__TO BE DONE__
Each line of the material below that holds the word "this" needs to be copied.

__SUPPLIED MATERIAL__
## start
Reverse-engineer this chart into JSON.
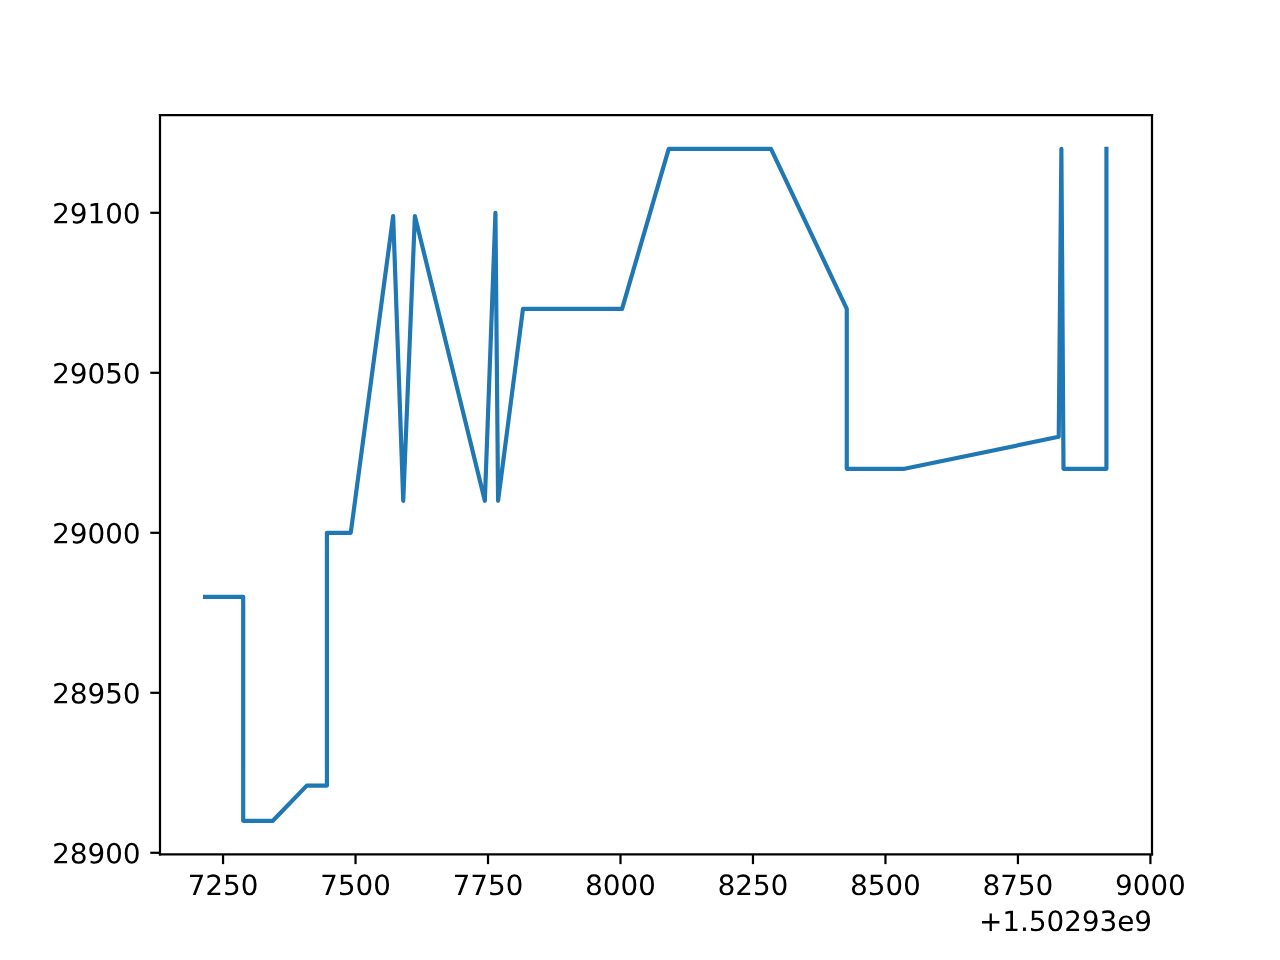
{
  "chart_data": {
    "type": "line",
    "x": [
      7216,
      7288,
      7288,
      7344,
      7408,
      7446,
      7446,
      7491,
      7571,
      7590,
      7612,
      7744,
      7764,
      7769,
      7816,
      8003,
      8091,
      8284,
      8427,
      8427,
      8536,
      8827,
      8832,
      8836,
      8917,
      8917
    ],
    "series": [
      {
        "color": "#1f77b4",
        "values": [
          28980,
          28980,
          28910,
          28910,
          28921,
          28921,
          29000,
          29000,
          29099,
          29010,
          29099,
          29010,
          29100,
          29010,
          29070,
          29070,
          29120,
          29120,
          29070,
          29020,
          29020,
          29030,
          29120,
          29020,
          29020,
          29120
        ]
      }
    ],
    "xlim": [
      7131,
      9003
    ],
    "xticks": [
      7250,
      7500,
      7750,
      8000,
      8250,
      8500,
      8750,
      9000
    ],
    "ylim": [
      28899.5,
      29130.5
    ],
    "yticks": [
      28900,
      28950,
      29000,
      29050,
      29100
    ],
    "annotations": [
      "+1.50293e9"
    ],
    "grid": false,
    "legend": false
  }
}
## end
## start
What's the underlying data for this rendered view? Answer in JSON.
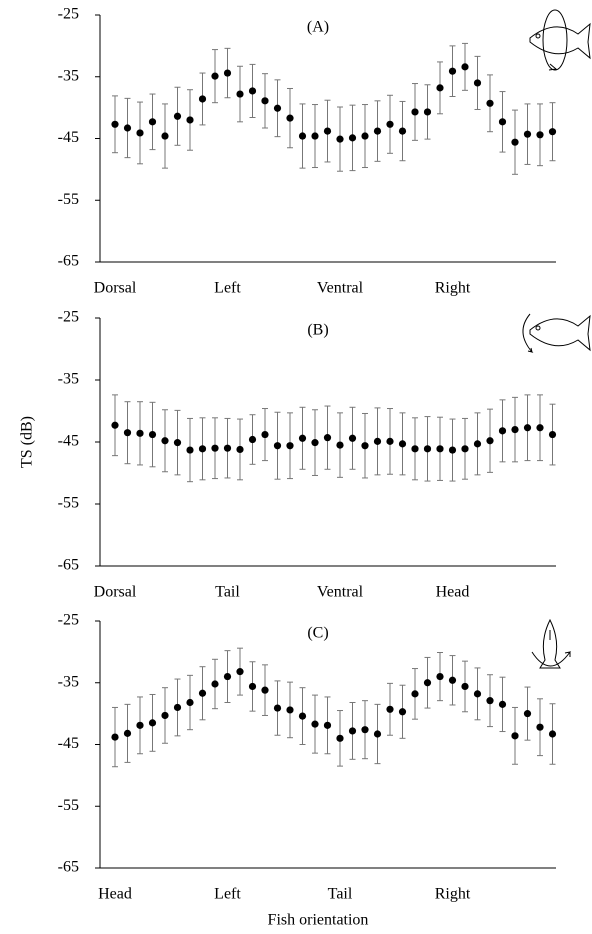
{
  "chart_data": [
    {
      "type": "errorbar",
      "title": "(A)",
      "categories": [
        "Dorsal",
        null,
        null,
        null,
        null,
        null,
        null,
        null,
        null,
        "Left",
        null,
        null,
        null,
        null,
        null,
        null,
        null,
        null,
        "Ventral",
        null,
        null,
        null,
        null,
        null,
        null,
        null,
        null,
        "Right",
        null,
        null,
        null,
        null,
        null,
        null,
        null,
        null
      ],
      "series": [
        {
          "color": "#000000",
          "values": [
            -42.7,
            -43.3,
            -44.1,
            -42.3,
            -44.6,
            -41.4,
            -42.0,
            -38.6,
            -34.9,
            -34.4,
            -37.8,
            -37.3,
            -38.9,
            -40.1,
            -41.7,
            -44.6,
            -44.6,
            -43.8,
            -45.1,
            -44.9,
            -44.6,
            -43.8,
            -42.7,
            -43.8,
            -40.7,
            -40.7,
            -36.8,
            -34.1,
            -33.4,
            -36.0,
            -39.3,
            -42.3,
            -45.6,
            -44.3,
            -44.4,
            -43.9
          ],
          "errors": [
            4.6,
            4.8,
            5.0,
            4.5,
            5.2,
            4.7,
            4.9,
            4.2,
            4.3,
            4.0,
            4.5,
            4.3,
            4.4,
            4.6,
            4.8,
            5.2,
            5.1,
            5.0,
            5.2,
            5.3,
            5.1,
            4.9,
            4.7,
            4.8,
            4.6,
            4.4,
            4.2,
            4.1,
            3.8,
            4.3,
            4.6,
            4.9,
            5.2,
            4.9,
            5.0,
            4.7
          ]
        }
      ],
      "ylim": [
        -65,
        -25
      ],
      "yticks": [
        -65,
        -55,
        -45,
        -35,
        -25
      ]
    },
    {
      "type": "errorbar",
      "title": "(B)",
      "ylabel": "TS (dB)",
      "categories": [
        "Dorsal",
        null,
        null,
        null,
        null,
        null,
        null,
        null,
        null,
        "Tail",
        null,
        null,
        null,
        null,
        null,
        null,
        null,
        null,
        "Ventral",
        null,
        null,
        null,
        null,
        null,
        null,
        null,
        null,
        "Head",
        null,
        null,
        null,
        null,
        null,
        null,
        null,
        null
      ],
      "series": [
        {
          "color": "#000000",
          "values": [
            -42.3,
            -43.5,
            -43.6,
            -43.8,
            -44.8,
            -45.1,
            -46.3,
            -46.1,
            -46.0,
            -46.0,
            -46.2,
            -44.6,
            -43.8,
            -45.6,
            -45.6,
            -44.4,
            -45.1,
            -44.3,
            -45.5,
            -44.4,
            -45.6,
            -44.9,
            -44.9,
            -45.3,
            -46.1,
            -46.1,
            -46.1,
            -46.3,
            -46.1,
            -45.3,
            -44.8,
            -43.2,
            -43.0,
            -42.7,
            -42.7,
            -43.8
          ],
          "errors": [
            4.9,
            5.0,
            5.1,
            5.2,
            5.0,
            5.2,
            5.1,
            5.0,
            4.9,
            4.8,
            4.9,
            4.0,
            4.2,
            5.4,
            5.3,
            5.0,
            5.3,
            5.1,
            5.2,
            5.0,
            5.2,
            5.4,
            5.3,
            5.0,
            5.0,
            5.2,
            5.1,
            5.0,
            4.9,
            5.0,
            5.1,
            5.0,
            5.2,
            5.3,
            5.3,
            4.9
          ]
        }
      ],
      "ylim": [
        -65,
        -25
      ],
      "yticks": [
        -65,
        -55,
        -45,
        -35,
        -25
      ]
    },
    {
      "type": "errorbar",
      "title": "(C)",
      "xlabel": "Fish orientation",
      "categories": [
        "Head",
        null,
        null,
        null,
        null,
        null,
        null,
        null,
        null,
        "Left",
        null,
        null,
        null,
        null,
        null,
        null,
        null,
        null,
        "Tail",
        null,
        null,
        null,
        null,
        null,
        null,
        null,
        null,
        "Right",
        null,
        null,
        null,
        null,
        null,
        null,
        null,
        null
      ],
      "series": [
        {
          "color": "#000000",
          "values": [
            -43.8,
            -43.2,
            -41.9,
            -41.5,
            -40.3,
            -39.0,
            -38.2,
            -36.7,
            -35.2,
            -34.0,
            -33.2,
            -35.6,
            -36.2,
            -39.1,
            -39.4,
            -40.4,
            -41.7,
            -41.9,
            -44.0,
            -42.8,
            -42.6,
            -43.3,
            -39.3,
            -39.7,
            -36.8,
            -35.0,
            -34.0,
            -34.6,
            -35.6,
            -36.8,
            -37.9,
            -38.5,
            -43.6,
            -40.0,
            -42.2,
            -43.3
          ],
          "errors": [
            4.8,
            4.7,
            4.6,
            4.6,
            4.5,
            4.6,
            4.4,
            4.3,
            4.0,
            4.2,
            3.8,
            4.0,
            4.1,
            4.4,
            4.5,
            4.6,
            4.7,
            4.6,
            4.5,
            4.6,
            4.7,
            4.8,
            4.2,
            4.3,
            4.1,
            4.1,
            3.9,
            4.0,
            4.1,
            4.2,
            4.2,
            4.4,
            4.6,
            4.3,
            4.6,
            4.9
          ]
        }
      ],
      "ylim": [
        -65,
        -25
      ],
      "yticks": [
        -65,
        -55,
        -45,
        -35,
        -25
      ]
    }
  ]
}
## end
## start
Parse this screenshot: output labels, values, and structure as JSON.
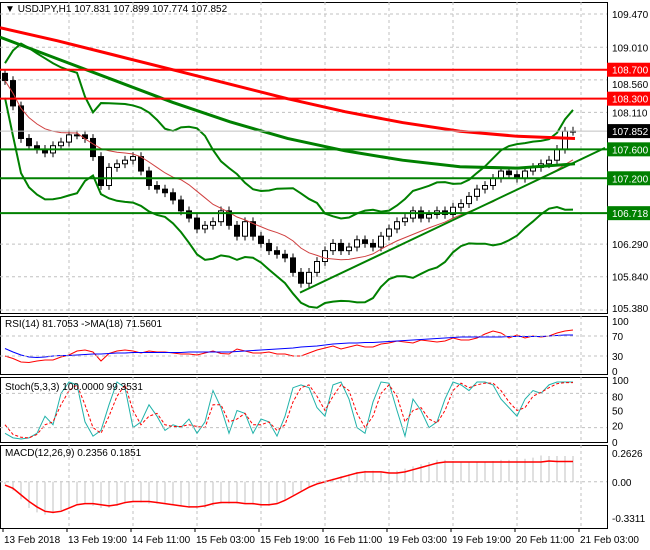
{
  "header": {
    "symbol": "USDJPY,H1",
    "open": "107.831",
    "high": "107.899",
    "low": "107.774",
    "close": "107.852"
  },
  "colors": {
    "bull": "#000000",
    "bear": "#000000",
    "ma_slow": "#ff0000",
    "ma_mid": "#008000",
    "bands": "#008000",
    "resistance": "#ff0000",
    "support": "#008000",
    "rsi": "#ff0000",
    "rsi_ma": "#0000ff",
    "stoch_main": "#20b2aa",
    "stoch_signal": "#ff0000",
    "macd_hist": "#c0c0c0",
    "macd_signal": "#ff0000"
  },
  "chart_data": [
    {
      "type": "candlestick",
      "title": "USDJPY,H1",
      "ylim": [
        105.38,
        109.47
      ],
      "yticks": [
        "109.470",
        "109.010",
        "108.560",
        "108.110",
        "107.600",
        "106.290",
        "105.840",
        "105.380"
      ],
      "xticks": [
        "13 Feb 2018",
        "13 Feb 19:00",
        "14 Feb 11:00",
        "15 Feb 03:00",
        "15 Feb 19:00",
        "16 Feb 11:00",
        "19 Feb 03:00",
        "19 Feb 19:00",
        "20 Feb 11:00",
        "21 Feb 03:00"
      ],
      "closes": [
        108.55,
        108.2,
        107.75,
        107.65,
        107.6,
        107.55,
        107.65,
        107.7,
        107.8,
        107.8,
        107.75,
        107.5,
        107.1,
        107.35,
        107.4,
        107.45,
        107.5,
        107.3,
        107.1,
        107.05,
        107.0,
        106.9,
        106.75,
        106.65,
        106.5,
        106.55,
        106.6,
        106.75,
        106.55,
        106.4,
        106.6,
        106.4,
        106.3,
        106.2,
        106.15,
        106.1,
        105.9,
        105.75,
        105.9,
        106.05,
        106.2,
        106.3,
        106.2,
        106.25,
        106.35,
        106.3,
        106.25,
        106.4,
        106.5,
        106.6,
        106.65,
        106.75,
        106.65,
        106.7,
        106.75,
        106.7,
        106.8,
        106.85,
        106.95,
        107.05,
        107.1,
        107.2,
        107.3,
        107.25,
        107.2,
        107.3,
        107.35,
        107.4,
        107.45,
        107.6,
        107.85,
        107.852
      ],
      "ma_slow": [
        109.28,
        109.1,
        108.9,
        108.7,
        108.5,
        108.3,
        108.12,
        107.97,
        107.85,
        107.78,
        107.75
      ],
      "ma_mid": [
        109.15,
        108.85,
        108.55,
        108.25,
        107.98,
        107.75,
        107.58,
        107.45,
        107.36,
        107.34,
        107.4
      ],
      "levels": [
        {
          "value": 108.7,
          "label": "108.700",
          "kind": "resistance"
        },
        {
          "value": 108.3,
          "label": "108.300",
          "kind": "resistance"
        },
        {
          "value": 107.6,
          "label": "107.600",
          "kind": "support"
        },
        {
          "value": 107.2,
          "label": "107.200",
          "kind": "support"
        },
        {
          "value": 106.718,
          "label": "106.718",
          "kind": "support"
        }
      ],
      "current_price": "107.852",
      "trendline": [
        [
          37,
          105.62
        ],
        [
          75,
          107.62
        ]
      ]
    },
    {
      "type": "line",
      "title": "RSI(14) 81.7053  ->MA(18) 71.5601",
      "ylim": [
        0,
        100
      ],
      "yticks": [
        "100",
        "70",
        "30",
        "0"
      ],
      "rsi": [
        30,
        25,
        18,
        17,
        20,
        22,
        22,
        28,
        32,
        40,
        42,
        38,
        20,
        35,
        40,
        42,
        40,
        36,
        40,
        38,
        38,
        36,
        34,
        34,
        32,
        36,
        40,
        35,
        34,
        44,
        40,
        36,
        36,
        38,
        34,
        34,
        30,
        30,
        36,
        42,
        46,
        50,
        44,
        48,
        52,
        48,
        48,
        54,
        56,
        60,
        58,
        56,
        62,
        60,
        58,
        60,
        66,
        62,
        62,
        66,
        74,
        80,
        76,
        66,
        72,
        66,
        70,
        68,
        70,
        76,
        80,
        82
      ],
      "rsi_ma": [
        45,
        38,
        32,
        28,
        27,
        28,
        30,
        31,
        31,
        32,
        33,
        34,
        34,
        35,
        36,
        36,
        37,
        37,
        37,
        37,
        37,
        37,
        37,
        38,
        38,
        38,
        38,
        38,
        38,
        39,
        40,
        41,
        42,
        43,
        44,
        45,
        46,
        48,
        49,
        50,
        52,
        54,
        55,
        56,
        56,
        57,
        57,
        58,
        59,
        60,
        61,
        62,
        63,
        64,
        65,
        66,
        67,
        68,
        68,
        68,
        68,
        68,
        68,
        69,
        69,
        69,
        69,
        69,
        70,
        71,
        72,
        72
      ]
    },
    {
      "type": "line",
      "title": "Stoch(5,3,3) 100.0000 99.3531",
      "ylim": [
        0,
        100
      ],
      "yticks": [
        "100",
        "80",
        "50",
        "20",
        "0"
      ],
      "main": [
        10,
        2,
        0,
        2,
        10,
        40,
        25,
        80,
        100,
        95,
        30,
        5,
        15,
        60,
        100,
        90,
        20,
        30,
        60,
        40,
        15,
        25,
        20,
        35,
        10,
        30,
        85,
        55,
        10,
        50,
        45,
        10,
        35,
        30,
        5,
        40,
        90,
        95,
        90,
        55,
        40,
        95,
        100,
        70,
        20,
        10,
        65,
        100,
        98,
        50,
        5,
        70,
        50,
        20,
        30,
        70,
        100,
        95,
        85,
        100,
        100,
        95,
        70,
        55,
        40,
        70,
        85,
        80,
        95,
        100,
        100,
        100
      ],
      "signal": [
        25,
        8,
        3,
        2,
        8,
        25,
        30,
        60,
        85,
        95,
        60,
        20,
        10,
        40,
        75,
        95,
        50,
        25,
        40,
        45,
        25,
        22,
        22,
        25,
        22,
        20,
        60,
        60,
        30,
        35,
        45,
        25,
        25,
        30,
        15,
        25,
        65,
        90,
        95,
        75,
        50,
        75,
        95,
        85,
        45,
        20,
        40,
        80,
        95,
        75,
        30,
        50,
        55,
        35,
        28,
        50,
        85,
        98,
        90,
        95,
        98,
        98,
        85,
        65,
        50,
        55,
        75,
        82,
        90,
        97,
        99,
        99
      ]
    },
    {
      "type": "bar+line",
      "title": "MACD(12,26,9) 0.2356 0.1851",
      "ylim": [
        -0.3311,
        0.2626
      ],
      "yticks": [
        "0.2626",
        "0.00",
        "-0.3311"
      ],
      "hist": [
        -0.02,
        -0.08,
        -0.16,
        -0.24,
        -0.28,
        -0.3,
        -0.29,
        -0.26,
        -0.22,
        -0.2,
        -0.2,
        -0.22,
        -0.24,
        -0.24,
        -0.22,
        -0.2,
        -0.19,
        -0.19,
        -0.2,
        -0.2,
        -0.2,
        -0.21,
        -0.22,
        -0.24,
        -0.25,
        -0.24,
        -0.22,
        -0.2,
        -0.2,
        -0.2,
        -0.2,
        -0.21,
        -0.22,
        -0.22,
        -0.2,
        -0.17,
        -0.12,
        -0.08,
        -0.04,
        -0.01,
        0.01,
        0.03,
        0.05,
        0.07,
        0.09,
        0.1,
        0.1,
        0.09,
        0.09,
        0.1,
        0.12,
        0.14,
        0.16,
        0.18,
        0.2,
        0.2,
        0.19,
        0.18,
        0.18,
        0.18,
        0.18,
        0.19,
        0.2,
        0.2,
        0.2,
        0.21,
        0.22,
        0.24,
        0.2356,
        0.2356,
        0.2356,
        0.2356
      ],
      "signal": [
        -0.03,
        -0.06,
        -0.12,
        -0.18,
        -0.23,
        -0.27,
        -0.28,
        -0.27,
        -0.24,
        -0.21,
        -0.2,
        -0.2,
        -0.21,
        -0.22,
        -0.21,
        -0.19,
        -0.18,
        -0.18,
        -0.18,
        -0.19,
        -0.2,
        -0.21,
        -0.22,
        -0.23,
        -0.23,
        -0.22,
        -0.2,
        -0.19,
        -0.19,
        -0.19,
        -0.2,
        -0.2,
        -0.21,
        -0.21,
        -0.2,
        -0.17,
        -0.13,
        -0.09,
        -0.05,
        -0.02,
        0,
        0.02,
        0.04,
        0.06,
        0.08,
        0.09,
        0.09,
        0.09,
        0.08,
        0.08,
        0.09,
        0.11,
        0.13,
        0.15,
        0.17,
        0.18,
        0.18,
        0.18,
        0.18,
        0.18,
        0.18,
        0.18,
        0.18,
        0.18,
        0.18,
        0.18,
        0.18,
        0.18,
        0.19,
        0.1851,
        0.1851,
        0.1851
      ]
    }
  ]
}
## end
__THE ANSWER__
Reverse-engineer this chart into JSON.
What's the underlying data for this rendered view? Answer in JSON.
Parse this screenshot: output labels, values, and structure as JSON.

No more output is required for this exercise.